*To do*. Without omitting anything, return the records precisely as given.

****

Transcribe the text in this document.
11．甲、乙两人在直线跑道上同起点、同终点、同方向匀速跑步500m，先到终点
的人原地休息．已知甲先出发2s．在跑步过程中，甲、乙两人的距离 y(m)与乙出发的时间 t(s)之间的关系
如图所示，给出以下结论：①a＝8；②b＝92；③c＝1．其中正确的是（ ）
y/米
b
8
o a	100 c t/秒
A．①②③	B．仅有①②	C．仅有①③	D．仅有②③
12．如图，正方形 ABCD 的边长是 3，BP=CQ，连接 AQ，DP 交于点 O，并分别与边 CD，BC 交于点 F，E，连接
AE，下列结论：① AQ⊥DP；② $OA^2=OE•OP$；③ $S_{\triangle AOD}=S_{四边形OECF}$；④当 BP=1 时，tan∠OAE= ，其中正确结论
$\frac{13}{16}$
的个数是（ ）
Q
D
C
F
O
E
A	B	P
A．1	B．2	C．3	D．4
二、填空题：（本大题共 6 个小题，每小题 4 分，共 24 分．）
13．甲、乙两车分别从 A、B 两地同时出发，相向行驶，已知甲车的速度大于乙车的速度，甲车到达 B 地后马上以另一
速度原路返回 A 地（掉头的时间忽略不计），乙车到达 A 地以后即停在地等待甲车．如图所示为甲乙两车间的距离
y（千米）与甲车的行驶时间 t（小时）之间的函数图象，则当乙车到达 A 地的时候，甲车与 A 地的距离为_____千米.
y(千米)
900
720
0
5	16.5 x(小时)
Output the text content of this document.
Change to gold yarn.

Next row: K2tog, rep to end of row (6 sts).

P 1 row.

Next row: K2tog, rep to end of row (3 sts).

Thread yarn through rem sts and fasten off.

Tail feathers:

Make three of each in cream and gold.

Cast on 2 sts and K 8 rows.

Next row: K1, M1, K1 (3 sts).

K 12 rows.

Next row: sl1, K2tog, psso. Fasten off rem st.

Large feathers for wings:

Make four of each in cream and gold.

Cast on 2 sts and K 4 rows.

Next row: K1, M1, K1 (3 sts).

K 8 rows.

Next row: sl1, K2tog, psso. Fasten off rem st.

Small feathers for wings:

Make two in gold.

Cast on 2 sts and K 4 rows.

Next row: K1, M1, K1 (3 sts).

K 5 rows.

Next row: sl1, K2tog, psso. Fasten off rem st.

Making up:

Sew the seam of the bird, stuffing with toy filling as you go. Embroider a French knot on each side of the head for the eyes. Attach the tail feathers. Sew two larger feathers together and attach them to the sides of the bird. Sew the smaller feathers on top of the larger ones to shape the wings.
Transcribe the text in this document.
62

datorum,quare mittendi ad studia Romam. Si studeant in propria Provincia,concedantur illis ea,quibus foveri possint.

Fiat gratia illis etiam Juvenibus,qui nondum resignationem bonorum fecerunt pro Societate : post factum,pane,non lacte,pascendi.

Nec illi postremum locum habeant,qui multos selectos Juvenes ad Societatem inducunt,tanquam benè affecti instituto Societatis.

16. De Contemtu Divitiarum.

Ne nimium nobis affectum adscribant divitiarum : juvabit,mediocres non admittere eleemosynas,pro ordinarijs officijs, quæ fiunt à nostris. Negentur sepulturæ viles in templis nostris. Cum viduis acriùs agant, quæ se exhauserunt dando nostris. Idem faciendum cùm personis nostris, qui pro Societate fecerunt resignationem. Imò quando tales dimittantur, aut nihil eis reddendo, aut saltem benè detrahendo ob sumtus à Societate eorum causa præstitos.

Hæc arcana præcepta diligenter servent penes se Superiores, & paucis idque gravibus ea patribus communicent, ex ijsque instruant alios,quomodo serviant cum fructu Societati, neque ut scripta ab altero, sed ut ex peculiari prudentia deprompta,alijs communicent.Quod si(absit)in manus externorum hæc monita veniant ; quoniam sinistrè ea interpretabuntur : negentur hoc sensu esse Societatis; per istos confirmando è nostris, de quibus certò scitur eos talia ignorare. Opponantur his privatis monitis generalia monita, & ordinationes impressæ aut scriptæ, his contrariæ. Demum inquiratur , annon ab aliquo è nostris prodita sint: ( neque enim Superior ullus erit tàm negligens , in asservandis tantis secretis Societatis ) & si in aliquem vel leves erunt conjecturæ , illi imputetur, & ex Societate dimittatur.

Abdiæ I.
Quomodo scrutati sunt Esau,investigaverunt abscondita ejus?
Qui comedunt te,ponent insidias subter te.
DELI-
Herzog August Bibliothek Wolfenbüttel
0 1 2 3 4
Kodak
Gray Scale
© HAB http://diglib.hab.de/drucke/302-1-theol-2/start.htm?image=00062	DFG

****

*Expected answer*.
Transcribe the text in this document.
11．甲、乙两人在直线跑道上同起点、同终点、同方向匀速跑步500m，先到终点
的人原地休息．已知甲先出发2s．在跑步过程中，甲、乙两人的距离 y(m)与乙出发的时间 t(s)之间的关系
如图所示，给出以下结论：①a＝8；②b＝92；③c＝1．其中正确的是（ ）
y/米
b
8
o a	100 c t/秒
A．①②③	B．仅有①②	C．仅有①③	D．仅有②③
12．如图，正方形 ABCD 的边长是 3，BP=CQ，连接 AQ，DP 交于点 O，并分别与边 CD，BC 交于点 F，E，连接
AE，下列结论：① AQ⊥DP；② $OA^2=OE•OP$；③ $S_{\triangle AOD}=S_{四边形OECF}$；④当 BP=1 时，tan∠OAE= ，其中正确结论
$\frac{13}{16}$
的个数是（ ）
Q
D
C
F
O
E
A	B	P
A．1	B．2	C．3	D．4
二、填空题：（本大题共 6 个小题，每小题 4 分，共 24 分．）
13．甲、乙两车分别从 A、B 两地同时出发，相向行驶，已知甲车的速度大于乙车的速度，甲车到达 B 地后马上以另一
速度原路返回 A 地（掉头的时间忽略不计），乙车到达 A 地以后即停在地等待甲车．如图所示为甲乙两车间的距离
y（千米）与甲车的行驶时间 t（小时）之间的函数图象，则当乙车到达 A 地的时候，甲车与 A 地的距离为_____千米.
y(千米)
900
720
0
5	16.5 x(小时)
Output the text content of this document.
Change to gold yarn.

Next row: K2tog, rep to end of row (6 sts).

P 1 row.

Next row: K2tog, rep to end of row (3 sts).

Thread yarn through rem sts and fasten off.

Tail feathers:

Make three of each in cream and gold.

Cast on 2 sts and K 8 rows.

Next row: K1, M1, K1 (3 sts).

K 12 rows.

Next row: sl1, K2tog, psso. Fasten off rem st.

Large feathers for wings:

Make four of each in cream and gold.

Cast on 2 sts and K 4 rows.

Next row: K1, M1, K1 (3 sts).

K 8 rows.

Next row: sl1, K2tog, psso. Fasten off rem st.

Small feathers for wings:

Make two in gold.

Cast on 2 sts and K 4 rows.

Next row: K1, M1, K1 (3 sts).

K 5 rows.

Next row: sl1, K2tog, psso. Fasten off rem st.

Making up:

Sew the seam of the bird, stuffing with toy filling as you go. Embroider a French knot on each side of the head for the eyes. Attach the tail feathers. Sew two larger feathers together and attach them to the sides of the bird. Sew the smaller feathers on top of the larger ones to shape the wings.
Transcribe the text in this document.
62

datorum,quare mittendi ad studia Romam. Si studeant in propria Provincia,concedantur illis ea,quibus foveri possint.

Fiat gratia illis etiam Juvenibus,qui nondum resignationem bonorum fecerunt pro Societate : post factum,pane,non lacte,pascendi.

Nec illi postremum locum habeant,qui multos selectos Juvenes ad Societatem inducunt,tanquam benè affecti instituto Societatis.

16. De Contemtu Divitiarum.

Ne nimium nobis affectum adscribant divitiarum : juvabit,mediocres non admittere eleemosynas,pro ordinarijs officijs, quæ fiunt à nostris. Negentur sepulturæ viles in templis nostris. Cum viduis acriùs agant, quæ se exhauserunt dando nostris. Idem faciendum cùm personis nostris, qui pro Societate fecerunt resignationem. Imò quando tales dimittantur, aut nihil eis reddendo, aut saltem benè detrahendo ob sumtus à Societate eorum causa præstitos.

Hæc arcana præcepta diligenter servent penes se Superiores, & paucis idque gravibus ea patribus communicent, ex ijsque instruant alios,quomodo serviant cum fructu Societati, neque ut scripta ab altero, sed ut ex peculiari prudentia deprompta,alijs communicent.Quod si(absit)in manus externorum hæc monita veniant ; quoniam sinistrè ea interpretabuntur : negentur hoc sensu esse Societatis; per istos confirmando è nostris, de quibus certò scitur eos talia ignorare. Opponantur his privatis monitis generalia monita, & ordinationes impressæ aut scriptæ, his contrariæ. Demum inquiratur , annon ab aliquo è nostris prodita sint: ( neque enim Superior ullus erit tàm negligens , in asservandis tantis secretis Societatis ) & si in aliquem vel leves erunt conjecturæ , illi imputetur, & ex Societate dimittatur.

Abdiæ I.
Quomodo scrutati sunt Esau,investigaverunt abscondita ejus?
Qui comedunt te,ponent insidias subter te.
DELI-
Herzog August Bibliothek Wolfenbüttel
0 1 2 3 4
Kodak
Gray Scale
© HAB http://diglib.hab.de/drucke/302-1-theol-2/start.htm?image=00062	DFG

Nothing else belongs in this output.